§ **What to produce**:
Below are the records. Gather each line that holds "title".

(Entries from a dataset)
** START **

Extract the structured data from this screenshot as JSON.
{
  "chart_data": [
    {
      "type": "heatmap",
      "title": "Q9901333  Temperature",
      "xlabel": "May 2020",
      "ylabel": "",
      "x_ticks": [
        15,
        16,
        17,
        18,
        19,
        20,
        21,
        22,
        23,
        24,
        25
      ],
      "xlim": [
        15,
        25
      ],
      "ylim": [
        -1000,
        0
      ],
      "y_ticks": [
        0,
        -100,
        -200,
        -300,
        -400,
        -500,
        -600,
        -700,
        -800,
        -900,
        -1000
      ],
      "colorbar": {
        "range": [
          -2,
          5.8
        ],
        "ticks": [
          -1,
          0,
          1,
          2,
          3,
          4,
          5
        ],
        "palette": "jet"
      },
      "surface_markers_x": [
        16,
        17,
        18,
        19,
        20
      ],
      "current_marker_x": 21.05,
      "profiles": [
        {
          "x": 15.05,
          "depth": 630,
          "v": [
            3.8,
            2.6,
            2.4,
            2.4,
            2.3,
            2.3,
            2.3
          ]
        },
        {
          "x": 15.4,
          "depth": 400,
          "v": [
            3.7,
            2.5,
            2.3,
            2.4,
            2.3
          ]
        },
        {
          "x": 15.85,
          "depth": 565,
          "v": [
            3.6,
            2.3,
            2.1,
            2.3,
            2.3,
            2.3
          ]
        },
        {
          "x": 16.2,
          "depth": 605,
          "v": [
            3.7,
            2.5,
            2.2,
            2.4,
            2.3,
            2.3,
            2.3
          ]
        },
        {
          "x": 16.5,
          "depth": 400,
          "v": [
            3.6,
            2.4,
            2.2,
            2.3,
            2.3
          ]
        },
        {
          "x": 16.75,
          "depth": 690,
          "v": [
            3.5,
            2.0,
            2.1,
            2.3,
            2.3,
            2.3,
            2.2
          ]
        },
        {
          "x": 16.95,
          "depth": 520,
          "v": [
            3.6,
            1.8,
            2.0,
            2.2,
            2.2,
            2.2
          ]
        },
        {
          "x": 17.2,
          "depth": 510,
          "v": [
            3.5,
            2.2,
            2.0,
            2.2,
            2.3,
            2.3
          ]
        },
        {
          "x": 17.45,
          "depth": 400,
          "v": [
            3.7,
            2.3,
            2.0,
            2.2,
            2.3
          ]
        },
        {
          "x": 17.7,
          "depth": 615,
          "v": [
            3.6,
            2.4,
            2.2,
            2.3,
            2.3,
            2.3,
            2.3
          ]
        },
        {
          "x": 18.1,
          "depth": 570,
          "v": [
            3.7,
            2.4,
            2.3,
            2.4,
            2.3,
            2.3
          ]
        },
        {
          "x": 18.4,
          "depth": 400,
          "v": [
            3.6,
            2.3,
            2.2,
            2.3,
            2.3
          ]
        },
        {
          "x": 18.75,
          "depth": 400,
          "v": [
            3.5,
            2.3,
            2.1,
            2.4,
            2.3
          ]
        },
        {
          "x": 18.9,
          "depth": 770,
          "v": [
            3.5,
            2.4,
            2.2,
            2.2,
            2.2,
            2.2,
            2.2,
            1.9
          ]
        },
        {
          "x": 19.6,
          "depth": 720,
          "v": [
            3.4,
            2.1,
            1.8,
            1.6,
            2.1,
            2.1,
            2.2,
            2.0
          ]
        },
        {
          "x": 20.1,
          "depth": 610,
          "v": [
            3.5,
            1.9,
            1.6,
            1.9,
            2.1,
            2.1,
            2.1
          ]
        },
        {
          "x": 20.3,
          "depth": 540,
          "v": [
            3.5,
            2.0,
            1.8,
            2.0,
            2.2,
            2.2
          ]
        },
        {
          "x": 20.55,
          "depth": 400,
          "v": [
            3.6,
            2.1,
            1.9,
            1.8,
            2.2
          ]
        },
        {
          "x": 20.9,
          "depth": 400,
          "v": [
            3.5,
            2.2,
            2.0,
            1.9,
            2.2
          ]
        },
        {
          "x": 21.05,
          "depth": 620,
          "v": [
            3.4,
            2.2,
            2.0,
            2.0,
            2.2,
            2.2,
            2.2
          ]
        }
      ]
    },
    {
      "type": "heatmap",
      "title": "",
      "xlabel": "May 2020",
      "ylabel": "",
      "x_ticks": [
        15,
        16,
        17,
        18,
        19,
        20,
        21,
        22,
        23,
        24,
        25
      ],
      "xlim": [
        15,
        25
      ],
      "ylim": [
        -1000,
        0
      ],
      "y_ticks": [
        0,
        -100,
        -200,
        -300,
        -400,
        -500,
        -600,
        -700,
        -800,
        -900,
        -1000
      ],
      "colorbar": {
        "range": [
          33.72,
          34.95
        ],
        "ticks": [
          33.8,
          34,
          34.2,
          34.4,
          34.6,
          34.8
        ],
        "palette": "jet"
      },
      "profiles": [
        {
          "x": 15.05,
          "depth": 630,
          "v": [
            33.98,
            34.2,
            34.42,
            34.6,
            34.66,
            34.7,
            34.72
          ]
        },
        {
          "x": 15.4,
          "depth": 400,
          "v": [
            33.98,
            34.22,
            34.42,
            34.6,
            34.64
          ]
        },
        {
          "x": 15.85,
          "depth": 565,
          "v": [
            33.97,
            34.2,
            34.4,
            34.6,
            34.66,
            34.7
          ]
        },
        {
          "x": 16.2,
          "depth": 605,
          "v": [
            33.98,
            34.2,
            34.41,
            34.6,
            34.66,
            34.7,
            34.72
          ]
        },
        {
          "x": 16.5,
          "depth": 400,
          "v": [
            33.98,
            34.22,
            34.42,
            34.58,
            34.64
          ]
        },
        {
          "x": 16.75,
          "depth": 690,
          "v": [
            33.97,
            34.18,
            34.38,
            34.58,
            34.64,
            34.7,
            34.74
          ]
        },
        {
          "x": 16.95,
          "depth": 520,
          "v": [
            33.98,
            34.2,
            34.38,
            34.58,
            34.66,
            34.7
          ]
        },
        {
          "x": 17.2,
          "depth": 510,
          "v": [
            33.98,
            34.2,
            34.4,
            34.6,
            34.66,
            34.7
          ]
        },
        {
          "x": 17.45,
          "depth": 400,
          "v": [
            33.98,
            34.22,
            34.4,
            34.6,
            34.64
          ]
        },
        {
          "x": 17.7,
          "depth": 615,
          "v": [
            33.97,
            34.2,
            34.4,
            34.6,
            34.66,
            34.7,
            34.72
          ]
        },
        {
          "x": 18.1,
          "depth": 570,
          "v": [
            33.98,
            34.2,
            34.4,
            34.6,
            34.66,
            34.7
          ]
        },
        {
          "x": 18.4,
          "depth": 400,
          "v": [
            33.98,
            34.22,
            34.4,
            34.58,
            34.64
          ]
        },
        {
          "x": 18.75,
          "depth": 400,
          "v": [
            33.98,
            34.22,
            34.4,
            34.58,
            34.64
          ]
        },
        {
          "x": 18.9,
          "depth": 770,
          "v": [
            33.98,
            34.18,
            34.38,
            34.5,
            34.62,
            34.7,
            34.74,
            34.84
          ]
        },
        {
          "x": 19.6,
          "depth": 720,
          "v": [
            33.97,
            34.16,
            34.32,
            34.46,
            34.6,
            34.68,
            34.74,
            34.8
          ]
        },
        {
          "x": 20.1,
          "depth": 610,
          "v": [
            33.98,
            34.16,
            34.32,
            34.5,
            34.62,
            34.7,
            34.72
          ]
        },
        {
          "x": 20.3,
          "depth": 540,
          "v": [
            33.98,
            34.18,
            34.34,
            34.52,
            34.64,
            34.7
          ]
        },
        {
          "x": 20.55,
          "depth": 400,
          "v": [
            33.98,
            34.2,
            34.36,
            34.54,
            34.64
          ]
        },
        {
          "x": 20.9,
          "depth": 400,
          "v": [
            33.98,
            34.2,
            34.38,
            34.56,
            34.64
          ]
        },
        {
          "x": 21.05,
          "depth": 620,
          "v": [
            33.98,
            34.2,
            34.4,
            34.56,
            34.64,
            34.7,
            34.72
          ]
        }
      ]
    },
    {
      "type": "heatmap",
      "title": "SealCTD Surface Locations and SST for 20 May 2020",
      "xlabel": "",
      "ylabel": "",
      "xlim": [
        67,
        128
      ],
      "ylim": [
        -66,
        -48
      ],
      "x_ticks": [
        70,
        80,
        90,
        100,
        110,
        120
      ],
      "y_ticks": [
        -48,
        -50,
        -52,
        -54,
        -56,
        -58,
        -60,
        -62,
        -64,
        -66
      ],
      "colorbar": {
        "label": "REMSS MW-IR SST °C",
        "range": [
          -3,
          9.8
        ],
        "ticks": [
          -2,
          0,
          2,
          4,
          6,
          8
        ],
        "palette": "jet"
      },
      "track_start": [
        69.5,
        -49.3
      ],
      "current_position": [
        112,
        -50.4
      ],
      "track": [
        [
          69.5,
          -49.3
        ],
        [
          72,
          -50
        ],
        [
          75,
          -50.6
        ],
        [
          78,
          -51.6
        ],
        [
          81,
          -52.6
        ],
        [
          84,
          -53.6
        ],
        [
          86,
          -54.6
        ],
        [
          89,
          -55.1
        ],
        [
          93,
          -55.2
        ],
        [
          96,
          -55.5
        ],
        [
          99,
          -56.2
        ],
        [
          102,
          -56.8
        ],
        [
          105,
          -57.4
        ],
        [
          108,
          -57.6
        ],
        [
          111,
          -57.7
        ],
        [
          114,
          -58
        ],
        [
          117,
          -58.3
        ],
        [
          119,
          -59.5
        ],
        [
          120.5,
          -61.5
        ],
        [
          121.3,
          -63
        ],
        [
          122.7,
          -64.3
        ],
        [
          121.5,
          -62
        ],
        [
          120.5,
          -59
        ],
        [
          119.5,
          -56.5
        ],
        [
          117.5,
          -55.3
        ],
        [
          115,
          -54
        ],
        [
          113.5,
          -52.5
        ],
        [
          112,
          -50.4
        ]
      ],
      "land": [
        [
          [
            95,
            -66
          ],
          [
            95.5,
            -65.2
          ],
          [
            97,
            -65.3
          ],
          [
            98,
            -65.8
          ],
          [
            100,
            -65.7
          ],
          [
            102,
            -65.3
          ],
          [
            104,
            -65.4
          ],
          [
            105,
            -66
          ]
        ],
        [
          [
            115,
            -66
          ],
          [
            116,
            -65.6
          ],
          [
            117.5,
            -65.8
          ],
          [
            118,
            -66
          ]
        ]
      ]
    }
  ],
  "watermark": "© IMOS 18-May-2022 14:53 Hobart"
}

** END **

§ **Solution**:
      "title": "Q9901333  Temperature",
      "title": "",
      "title": "SealCTD Surface Locations and SST for 20 May 2020",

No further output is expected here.